● **THE TASK**: In the passage on Clara Fraser's keynote speech, what was the name of the conference where she delivered it?

The following excerpts are from a 1989 keynote speech by Clara Fraser to a conference called “Parallels and Intersections: Racism and Other Forms of Oppression.” What is the relationship between the oppression of different groups of people — and what are the implications for social change? These are the issues Fraser and the conference were addressing, and it’s one that has stalked movements for equality and liberation from their beginnings.
In the 1960s, Fraser and the organizations she co-founded, the Freedom Socialist Party and Radical Women, answered these questions with multi-issue revolutionary socialist feminism. The excerpts below capture the essence of these politics and their relevance to debates about intersectionality and identity politics today. The full speech can be read at marxists.org or in Fraser’s fierce and funny collection of essays and speeches called Revolution, She Wrote, available at RedLetterPress.org.
Chains forged by history
All the many brands of oppression — racism, sexism, heterosexism, ageism, classism — are historical; they have not been always with us. It was not ever thus. And it’s not going to be this way, come the revolution!

● **RECORDED INFORMATION**:
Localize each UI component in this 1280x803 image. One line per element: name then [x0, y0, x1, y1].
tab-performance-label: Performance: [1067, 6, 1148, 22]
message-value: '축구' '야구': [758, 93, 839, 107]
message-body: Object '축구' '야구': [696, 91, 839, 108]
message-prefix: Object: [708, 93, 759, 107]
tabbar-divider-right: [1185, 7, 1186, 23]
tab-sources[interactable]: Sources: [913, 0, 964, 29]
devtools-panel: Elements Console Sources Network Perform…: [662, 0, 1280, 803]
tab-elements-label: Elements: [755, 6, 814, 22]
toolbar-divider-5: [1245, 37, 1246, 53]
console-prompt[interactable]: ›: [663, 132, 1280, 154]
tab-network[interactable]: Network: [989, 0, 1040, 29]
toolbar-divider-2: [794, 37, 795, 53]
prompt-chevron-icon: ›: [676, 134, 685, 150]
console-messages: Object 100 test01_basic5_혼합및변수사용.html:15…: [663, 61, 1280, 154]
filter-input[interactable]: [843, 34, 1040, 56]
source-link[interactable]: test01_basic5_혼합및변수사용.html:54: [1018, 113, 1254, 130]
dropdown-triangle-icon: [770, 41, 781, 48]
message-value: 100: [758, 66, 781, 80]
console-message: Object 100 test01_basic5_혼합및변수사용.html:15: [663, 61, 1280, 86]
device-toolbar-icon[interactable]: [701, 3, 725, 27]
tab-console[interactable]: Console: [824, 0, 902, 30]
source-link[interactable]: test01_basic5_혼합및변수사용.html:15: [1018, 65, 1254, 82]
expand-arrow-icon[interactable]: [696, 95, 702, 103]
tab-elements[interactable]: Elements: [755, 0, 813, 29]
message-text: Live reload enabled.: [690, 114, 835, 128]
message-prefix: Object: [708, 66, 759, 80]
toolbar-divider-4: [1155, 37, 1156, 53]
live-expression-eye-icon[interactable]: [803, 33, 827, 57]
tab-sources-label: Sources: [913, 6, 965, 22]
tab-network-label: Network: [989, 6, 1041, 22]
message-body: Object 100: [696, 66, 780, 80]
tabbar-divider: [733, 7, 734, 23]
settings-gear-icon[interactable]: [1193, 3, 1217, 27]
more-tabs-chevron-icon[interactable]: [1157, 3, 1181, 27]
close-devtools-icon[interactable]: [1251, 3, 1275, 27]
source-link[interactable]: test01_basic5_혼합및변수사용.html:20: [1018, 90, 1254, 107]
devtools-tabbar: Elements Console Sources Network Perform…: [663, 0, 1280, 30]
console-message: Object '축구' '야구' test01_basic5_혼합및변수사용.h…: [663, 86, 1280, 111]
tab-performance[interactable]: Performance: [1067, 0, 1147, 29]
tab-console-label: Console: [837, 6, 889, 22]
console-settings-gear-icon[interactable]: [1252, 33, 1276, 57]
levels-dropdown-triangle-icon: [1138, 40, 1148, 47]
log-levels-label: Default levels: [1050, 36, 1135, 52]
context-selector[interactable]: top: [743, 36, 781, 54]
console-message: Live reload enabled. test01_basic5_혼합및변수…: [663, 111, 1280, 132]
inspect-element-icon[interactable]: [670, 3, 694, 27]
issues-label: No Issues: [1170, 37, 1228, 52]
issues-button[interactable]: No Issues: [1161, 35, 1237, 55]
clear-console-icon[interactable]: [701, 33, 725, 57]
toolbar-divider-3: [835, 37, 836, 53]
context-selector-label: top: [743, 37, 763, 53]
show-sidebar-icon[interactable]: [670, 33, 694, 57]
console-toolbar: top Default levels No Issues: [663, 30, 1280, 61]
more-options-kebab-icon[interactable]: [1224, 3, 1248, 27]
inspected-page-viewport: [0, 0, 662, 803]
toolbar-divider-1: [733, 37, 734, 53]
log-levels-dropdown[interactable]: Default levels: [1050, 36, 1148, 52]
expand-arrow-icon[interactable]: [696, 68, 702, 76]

● **FINAL RESULT**: "Parallels and Intersections: Racism and Other Forms of Oppression."